### JOB
Show all lines holding "more".

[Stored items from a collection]
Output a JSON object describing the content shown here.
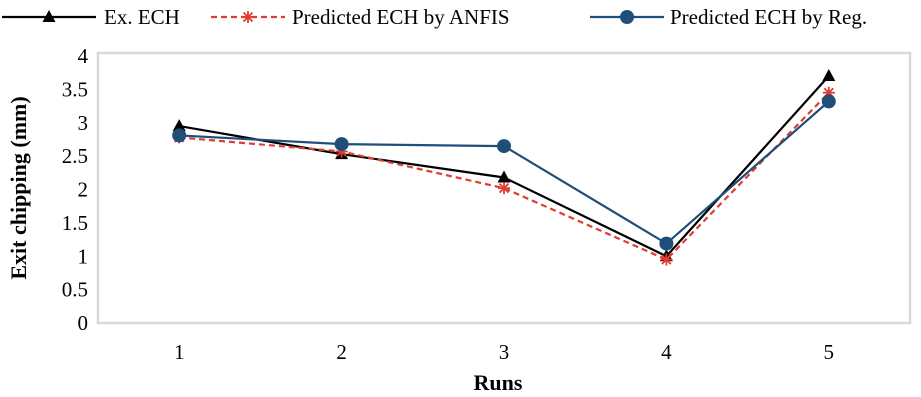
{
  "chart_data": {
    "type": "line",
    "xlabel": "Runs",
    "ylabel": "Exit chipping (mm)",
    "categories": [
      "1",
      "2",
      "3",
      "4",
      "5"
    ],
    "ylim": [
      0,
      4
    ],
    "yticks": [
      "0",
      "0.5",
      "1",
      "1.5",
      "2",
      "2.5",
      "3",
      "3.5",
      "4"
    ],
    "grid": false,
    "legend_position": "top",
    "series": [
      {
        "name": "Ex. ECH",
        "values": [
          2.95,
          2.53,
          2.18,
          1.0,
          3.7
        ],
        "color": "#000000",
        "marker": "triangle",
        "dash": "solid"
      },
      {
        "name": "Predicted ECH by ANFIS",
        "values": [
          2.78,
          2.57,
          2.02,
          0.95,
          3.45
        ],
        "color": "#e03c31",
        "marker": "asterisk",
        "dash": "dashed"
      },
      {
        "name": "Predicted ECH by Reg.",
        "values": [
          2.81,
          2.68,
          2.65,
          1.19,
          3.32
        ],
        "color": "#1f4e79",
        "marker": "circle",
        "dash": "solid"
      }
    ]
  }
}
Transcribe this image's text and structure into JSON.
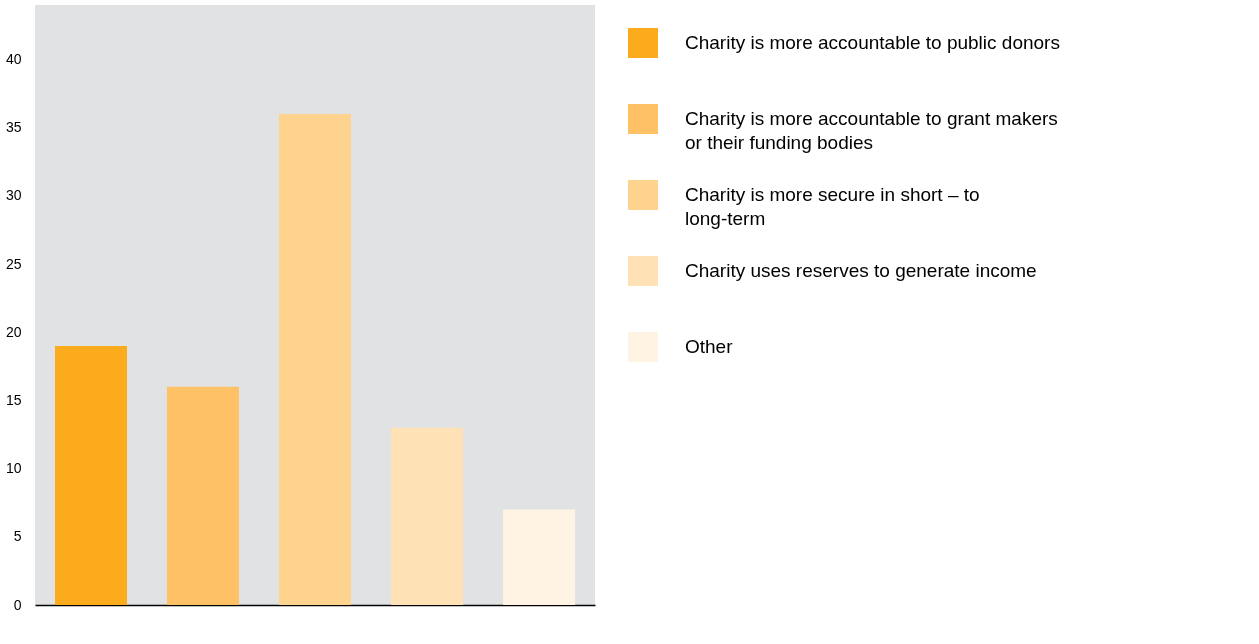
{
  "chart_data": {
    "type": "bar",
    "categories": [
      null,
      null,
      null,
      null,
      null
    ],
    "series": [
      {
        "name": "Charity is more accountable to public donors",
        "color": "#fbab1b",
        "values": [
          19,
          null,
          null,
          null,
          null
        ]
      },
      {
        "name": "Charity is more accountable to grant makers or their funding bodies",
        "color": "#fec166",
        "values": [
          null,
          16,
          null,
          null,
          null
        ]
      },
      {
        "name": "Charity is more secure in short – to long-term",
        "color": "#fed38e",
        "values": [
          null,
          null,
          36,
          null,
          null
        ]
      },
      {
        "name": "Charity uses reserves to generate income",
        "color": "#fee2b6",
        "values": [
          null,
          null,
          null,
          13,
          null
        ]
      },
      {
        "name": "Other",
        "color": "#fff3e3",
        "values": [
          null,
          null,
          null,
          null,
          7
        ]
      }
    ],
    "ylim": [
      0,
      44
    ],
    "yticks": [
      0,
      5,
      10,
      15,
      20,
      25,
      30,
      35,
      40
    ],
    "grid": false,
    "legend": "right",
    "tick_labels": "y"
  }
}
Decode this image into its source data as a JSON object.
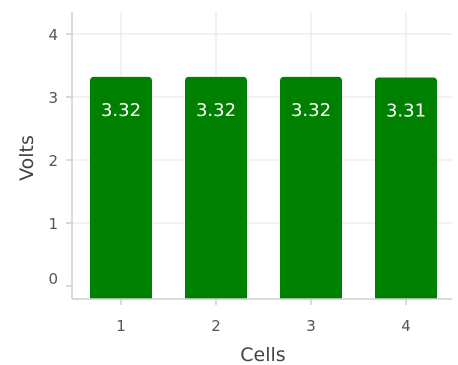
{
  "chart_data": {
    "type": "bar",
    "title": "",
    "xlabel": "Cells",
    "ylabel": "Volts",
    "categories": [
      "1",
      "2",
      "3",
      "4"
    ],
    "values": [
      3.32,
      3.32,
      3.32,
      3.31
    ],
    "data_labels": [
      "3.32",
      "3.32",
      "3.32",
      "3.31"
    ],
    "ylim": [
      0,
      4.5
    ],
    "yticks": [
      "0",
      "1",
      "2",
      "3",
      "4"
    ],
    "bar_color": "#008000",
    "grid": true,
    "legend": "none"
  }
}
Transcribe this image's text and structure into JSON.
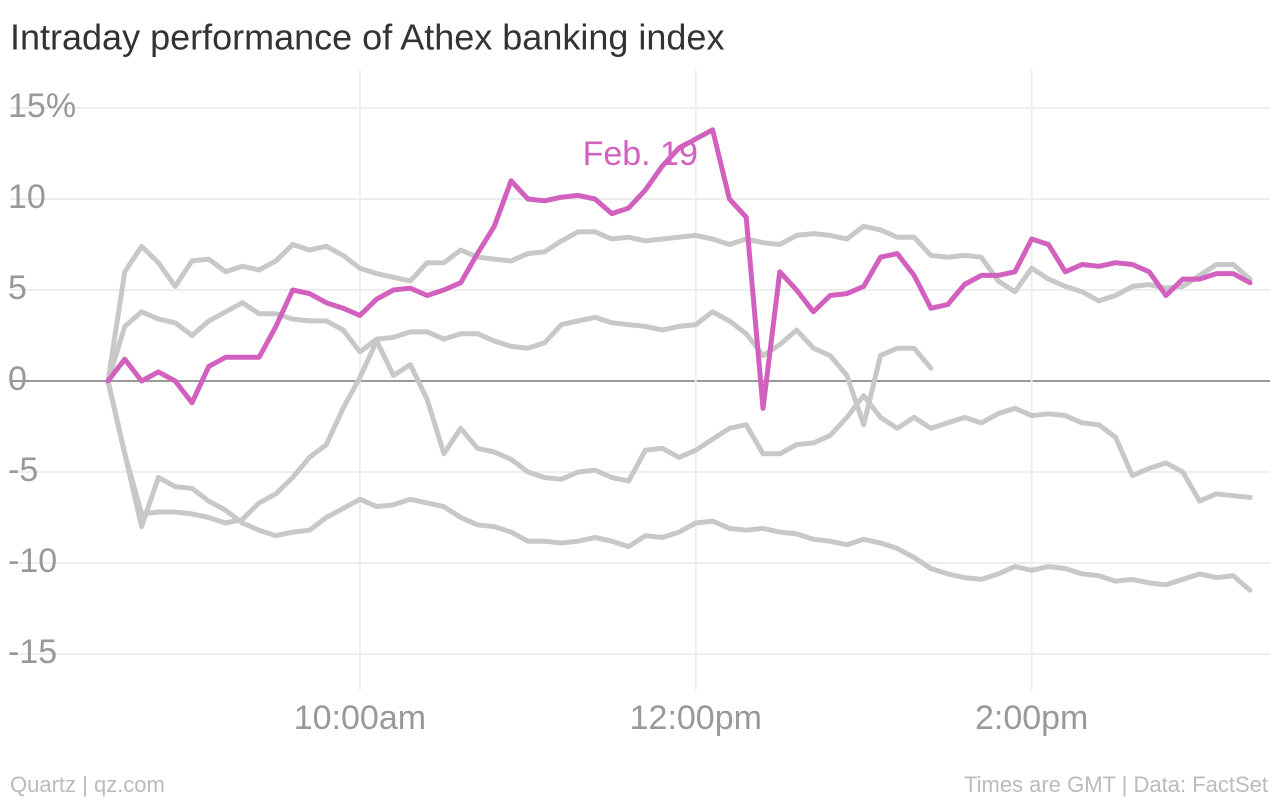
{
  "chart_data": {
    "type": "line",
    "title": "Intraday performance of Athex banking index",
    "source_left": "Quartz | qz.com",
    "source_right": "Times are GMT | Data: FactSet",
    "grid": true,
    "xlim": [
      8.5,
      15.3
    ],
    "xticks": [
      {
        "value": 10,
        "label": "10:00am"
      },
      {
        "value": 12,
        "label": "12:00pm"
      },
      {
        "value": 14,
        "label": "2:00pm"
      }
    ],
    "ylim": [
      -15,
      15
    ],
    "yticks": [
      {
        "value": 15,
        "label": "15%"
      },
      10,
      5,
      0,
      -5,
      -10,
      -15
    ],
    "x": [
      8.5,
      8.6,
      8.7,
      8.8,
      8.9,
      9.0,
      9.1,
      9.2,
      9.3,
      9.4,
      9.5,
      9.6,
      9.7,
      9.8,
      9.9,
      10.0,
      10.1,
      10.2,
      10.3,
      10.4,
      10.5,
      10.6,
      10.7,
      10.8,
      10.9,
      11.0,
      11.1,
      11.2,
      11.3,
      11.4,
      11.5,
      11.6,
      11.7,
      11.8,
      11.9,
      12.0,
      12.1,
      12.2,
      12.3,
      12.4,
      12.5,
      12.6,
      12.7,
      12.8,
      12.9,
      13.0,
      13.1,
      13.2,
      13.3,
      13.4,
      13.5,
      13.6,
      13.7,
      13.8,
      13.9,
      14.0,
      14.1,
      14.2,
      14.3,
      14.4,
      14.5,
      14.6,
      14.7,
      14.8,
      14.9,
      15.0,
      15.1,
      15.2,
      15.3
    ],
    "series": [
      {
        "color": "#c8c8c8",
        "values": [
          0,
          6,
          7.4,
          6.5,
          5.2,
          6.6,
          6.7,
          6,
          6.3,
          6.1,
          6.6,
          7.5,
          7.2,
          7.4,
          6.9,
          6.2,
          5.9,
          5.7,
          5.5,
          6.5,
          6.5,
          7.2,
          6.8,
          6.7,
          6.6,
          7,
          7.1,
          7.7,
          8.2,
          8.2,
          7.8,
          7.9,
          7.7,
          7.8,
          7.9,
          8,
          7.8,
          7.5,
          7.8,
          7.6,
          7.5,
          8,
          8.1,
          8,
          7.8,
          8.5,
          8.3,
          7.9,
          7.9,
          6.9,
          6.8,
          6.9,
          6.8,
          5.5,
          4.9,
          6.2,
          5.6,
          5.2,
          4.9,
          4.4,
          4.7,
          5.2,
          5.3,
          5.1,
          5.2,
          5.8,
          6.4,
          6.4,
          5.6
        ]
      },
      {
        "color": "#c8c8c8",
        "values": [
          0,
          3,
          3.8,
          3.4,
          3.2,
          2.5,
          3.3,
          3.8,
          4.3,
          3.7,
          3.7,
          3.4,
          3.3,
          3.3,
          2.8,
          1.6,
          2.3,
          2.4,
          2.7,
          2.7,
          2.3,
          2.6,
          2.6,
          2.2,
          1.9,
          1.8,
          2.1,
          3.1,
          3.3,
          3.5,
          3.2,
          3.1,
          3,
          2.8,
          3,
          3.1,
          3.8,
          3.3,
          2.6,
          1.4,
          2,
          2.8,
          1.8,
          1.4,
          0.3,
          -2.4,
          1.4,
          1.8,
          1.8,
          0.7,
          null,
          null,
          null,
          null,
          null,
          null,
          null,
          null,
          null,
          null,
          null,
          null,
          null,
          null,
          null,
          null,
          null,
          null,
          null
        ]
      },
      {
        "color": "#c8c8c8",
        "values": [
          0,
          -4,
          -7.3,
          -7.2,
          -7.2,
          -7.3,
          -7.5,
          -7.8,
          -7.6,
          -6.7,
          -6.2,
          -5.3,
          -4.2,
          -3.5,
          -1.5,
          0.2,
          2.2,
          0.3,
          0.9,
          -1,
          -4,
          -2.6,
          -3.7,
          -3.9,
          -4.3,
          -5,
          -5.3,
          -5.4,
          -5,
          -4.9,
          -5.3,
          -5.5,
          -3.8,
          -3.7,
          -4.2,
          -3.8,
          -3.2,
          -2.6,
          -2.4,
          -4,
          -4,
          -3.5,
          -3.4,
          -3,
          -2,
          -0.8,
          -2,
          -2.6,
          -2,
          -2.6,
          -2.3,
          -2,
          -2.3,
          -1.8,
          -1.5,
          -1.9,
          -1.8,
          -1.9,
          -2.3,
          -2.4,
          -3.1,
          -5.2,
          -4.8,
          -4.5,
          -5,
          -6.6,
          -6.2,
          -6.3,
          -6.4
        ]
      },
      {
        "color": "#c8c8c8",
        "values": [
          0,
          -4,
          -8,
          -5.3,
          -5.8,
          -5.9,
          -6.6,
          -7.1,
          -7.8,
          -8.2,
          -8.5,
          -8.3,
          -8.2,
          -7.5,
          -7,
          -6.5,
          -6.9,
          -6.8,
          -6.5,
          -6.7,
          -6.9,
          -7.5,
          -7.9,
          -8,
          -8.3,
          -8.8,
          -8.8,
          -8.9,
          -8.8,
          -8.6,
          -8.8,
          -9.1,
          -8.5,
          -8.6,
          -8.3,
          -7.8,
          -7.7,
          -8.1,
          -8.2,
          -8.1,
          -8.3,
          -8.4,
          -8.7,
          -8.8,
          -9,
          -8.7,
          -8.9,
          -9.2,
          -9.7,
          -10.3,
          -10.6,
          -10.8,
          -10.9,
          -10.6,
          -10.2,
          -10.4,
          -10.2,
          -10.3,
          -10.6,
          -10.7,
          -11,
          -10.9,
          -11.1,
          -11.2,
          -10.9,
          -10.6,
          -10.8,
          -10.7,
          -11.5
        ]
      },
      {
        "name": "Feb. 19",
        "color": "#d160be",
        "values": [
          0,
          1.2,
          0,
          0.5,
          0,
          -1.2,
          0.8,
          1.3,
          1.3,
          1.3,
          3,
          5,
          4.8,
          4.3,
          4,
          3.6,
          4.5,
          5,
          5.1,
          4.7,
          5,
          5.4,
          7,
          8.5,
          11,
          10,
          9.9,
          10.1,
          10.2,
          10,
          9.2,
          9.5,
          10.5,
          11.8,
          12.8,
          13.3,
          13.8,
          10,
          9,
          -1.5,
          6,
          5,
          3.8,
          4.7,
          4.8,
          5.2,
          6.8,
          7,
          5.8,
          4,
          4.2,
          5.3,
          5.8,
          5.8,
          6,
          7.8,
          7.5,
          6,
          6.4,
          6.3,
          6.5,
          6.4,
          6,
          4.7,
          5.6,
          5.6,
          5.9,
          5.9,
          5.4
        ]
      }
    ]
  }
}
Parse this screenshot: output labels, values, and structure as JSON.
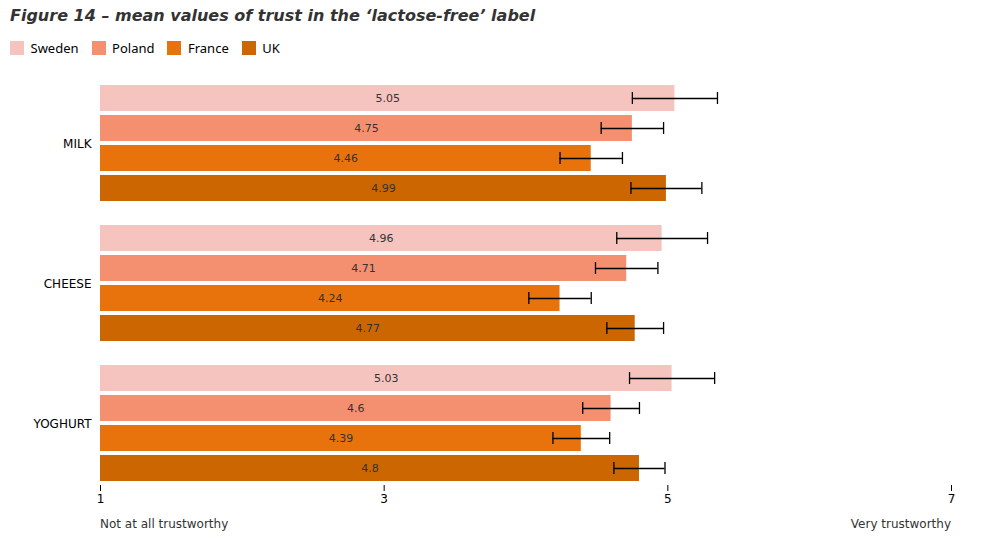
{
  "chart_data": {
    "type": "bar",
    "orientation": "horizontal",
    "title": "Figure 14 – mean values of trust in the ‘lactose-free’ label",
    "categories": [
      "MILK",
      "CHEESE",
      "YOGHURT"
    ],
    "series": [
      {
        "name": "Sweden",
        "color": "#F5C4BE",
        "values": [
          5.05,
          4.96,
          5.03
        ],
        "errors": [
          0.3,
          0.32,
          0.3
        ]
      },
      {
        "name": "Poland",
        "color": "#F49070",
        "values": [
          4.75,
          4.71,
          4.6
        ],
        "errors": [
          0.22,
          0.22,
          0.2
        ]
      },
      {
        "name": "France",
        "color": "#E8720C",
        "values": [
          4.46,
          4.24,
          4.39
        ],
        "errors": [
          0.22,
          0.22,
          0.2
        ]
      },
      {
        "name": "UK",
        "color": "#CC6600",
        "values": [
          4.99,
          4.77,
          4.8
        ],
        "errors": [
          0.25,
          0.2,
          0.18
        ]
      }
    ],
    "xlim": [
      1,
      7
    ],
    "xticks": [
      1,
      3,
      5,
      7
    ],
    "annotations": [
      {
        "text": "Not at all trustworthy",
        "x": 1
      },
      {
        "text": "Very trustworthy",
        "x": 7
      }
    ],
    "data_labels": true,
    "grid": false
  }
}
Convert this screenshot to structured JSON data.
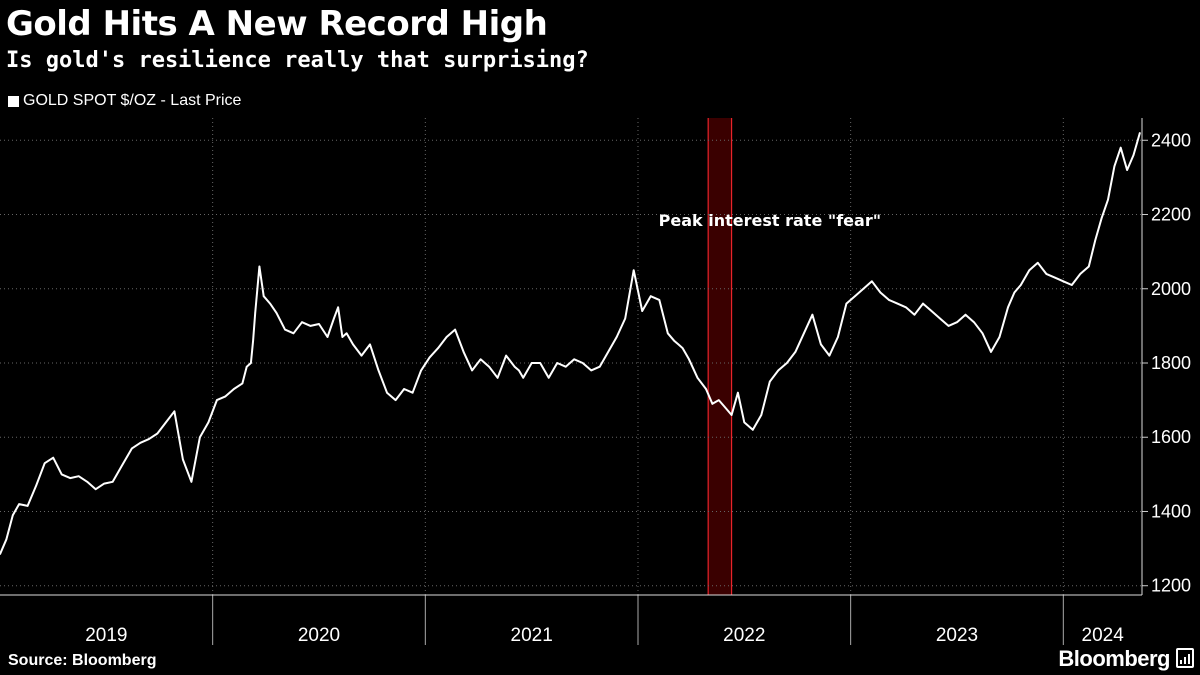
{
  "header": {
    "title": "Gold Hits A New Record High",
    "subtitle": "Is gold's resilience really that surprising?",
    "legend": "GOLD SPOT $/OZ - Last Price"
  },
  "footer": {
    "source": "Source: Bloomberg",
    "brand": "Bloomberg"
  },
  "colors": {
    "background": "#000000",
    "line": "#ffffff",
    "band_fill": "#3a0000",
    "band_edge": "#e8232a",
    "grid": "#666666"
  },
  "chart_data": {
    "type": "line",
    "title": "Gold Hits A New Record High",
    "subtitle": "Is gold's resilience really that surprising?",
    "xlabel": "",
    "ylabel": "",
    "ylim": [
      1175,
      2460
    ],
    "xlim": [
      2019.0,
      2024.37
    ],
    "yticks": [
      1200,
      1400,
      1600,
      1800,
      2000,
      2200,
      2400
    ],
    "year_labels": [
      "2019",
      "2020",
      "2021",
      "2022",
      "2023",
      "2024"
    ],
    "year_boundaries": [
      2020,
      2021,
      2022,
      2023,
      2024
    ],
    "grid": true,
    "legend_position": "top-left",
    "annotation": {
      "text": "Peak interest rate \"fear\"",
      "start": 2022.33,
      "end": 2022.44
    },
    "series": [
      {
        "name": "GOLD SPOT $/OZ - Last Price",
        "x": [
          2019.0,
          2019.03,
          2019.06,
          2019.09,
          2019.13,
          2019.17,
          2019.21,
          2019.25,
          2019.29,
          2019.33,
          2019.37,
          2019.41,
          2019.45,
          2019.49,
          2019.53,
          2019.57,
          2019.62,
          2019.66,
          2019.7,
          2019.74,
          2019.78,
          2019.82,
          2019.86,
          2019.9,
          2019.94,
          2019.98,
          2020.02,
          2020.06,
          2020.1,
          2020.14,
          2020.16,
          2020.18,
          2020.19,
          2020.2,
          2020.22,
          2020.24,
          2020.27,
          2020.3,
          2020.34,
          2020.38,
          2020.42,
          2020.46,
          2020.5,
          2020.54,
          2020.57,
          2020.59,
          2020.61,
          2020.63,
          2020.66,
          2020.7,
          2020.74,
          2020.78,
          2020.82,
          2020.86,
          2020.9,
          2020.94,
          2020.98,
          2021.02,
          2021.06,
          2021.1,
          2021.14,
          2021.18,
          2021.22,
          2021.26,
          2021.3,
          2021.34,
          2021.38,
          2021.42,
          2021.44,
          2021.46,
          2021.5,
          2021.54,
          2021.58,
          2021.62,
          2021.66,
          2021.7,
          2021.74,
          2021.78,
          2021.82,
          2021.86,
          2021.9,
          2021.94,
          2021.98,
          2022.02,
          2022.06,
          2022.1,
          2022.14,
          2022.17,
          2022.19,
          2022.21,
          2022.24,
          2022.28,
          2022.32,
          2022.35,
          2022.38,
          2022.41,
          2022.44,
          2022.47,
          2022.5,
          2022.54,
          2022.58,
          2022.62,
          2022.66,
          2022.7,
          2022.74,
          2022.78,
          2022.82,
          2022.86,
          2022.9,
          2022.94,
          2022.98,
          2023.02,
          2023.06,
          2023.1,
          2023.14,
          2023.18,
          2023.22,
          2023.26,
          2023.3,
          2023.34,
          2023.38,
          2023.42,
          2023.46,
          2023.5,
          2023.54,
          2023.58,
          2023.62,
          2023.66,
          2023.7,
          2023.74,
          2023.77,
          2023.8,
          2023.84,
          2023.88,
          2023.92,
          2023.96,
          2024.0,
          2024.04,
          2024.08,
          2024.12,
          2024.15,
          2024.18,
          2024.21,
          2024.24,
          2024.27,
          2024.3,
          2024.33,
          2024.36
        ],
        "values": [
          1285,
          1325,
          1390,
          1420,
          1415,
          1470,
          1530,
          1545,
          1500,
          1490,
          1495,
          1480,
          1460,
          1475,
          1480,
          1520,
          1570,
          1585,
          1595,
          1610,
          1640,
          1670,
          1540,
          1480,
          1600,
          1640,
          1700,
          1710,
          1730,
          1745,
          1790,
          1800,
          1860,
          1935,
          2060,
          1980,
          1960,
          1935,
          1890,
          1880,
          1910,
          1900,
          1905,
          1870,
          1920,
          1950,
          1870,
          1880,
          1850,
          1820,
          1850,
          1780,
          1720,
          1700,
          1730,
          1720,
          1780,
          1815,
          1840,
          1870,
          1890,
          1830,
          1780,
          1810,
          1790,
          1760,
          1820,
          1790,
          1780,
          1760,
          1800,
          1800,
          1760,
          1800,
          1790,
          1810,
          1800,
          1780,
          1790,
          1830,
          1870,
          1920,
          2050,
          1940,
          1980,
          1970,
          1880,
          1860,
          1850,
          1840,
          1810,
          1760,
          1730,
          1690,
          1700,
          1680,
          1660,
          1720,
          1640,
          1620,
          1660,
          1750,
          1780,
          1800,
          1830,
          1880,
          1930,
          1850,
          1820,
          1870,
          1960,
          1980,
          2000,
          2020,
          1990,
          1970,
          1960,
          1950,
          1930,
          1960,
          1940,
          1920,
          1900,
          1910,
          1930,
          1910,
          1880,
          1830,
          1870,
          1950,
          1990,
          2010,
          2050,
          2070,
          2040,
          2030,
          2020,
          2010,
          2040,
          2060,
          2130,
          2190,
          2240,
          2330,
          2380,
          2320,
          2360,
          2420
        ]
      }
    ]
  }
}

### ANSWER FOR THIS EXERCISE
        "name": "Charity is more accountable to public donors",
        "name": "Charity is more accountable to grant makers or their funding bodies",
        "name": "Charity is more secure in short – to long-term",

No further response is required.